■ Your goal ■
State how many lines of the entries include the string "page", please, leaving out everything but the number.

■ Saved entries ■
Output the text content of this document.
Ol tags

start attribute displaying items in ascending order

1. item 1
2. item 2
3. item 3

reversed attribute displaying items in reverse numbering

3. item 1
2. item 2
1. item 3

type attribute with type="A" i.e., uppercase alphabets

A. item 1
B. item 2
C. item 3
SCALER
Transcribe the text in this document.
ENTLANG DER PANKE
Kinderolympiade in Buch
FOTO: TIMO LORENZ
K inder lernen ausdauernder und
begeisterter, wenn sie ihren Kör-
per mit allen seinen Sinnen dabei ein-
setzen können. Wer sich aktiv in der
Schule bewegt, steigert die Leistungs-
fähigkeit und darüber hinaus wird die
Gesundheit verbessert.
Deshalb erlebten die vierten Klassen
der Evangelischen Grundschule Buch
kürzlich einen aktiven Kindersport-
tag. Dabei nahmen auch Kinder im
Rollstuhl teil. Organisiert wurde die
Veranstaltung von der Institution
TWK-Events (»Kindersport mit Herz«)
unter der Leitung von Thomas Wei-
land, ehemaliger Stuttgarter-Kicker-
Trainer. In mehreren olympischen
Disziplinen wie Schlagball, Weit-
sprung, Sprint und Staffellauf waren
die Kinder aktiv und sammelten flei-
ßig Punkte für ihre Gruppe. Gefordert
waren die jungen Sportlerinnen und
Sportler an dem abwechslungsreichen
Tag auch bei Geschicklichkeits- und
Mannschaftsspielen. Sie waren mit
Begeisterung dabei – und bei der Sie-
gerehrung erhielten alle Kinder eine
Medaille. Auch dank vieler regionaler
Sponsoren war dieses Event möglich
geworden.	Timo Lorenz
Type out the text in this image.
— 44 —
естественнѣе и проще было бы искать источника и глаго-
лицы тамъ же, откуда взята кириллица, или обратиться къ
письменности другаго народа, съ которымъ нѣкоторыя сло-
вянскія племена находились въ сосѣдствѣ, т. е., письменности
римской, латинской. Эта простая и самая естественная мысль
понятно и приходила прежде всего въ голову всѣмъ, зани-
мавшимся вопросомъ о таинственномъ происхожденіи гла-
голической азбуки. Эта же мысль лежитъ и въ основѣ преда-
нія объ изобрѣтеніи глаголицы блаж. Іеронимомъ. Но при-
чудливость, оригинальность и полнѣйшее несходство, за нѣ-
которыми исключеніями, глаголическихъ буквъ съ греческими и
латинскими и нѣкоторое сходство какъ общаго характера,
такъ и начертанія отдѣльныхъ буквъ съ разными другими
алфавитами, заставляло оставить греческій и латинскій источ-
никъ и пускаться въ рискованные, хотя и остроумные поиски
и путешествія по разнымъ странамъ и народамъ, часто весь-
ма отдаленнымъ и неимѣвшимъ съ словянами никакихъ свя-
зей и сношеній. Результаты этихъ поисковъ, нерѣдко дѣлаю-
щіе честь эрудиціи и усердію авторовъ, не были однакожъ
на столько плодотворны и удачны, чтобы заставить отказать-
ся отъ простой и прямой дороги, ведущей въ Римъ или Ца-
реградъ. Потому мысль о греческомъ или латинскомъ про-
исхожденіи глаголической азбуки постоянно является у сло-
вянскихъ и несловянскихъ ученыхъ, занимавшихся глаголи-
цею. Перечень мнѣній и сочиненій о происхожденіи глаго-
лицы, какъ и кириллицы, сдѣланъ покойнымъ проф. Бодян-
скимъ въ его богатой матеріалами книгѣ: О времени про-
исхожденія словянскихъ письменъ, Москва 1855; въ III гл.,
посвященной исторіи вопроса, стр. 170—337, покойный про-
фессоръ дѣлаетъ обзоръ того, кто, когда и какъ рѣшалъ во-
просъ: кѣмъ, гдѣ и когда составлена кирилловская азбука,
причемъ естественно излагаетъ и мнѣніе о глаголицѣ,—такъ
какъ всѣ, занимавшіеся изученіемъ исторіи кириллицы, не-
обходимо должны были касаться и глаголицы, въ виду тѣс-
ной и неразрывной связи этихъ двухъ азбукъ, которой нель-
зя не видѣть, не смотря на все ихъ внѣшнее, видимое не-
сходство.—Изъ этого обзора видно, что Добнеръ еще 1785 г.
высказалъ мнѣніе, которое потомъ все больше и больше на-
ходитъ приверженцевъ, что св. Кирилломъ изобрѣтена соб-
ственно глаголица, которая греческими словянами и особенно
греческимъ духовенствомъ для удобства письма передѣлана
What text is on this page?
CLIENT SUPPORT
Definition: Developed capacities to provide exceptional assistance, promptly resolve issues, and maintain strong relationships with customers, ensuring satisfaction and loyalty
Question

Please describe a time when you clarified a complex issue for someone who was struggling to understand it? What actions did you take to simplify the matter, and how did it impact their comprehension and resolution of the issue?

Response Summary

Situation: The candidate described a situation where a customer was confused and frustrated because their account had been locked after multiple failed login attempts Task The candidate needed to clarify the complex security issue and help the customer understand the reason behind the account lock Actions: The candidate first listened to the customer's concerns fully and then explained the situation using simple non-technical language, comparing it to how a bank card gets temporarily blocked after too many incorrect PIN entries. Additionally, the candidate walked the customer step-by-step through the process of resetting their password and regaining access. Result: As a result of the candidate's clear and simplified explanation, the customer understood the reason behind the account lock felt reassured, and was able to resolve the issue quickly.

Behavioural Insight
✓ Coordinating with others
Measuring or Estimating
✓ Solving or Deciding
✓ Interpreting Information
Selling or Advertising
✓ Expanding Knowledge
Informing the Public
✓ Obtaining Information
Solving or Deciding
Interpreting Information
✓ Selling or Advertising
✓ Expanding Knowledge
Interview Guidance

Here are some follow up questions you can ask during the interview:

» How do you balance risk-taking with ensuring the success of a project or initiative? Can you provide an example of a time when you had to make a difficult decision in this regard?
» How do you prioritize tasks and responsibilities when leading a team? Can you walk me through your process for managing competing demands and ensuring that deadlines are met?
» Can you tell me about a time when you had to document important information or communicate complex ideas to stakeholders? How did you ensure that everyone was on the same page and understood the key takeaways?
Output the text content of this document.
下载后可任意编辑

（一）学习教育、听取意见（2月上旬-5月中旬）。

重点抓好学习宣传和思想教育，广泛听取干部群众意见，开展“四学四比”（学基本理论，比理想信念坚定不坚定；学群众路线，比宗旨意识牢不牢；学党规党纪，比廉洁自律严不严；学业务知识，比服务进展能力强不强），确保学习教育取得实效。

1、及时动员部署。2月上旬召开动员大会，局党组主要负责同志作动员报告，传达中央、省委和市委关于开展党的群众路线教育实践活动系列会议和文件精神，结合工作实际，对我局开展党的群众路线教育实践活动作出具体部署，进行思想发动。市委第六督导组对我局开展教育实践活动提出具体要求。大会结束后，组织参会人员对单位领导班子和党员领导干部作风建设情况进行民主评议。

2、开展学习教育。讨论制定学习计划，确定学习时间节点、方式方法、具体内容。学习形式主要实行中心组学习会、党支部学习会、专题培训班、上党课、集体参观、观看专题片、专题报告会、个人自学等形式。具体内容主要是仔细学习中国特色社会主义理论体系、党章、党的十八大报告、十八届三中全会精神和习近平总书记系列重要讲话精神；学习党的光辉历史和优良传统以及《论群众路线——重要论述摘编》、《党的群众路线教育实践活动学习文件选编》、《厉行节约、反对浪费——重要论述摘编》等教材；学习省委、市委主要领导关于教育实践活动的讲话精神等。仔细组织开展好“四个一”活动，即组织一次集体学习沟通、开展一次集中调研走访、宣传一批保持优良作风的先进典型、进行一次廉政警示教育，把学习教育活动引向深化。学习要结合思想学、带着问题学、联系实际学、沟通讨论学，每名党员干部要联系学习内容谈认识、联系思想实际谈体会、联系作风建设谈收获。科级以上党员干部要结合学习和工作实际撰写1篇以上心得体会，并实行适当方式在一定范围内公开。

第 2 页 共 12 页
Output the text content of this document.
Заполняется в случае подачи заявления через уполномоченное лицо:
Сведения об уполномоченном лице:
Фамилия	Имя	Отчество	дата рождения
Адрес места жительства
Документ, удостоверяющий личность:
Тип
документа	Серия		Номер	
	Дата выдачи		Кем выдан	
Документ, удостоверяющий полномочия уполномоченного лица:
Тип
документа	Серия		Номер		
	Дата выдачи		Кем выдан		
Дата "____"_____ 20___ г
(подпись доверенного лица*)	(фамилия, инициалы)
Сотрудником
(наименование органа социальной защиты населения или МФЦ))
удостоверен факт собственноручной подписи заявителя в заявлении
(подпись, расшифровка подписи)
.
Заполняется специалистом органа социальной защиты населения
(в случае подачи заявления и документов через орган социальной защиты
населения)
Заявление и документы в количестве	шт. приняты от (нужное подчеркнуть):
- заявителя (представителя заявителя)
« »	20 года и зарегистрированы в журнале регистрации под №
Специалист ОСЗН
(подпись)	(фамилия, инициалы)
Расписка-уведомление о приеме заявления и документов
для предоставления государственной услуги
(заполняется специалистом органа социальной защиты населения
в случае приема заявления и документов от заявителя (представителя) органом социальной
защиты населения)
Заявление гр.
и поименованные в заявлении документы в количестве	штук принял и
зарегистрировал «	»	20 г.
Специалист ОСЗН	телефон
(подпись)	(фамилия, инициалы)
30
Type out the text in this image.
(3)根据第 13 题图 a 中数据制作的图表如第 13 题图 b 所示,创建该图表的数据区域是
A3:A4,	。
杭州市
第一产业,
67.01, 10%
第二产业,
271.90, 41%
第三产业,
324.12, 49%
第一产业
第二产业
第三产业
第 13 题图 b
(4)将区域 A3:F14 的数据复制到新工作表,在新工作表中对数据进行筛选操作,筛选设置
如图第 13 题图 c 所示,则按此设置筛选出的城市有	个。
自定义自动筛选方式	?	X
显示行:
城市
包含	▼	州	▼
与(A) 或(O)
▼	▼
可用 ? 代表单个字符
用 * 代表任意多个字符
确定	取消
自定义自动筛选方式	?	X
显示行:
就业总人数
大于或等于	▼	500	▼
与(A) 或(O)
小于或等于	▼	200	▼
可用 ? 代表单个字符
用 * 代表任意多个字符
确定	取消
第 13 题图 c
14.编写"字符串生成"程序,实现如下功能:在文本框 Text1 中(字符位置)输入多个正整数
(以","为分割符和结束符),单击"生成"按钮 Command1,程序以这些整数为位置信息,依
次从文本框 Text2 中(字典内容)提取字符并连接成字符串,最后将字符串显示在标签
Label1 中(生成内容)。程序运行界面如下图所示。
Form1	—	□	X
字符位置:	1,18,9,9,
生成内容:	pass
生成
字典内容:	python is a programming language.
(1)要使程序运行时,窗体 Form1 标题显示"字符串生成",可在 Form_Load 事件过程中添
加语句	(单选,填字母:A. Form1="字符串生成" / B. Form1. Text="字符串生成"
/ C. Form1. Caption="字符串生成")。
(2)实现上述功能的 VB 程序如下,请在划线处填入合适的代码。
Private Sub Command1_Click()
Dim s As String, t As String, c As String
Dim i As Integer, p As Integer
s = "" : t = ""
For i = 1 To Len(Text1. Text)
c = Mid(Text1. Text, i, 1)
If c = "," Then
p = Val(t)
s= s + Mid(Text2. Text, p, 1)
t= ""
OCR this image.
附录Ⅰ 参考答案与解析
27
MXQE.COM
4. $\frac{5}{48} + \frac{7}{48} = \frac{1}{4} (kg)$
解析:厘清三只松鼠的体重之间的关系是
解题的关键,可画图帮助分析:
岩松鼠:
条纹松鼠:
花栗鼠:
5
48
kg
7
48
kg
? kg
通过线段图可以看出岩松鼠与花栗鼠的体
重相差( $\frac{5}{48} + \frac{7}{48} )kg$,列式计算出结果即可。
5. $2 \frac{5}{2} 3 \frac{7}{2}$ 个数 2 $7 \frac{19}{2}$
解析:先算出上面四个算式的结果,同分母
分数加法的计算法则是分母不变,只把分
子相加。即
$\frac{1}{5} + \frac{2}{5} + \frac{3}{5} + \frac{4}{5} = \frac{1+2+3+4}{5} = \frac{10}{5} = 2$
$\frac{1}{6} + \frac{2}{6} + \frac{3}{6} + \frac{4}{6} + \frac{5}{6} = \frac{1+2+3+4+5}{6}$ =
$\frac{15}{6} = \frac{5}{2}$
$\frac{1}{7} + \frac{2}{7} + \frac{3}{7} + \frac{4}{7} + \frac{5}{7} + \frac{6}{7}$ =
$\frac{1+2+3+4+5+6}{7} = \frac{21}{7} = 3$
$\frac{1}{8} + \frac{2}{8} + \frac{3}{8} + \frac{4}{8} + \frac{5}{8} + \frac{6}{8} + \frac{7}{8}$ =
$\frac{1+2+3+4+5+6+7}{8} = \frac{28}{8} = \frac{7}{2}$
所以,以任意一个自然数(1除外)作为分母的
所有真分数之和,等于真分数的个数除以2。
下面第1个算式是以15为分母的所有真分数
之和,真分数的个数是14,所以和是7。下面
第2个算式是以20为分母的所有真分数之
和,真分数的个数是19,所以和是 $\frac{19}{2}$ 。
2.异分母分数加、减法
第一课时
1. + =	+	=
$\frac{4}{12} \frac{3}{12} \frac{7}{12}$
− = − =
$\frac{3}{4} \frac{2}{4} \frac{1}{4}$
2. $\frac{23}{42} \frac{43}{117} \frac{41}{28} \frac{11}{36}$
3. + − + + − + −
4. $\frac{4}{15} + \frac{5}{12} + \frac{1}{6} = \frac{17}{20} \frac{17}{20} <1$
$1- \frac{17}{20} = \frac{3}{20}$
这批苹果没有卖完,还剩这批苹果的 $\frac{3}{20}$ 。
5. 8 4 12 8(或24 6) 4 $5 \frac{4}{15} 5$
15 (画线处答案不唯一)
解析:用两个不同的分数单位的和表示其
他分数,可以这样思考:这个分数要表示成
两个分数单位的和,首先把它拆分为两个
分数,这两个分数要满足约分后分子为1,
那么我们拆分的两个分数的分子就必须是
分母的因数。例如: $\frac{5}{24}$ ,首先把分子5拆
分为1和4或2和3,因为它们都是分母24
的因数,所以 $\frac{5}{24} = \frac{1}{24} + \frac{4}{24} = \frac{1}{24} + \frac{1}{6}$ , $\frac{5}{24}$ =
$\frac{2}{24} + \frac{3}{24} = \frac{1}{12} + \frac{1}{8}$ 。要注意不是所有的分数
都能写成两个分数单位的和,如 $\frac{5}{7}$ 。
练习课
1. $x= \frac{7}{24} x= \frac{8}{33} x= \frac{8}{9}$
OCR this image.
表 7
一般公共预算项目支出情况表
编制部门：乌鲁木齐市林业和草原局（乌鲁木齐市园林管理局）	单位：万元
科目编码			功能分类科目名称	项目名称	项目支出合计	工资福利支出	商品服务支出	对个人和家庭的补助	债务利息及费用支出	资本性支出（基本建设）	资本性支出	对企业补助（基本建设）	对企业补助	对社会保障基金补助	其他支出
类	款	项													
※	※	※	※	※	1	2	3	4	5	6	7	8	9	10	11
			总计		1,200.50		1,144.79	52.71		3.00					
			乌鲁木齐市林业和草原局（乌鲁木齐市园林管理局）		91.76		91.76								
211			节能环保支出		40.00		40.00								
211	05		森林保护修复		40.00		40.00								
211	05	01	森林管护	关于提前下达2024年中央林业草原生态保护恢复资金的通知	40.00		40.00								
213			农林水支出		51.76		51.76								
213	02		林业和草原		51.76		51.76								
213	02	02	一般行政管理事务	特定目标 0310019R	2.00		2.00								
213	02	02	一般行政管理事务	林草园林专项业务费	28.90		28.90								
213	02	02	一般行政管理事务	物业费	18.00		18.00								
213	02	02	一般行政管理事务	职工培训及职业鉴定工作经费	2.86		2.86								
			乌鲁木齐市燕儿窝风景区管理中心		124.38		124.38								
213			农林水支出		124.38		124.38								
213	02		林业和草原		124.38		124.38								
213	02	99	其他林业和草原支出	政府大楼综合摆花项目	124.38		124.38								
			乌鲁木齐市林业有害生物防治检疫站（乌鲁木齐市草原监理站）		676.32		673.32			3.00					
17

■ Exercise solution ■
2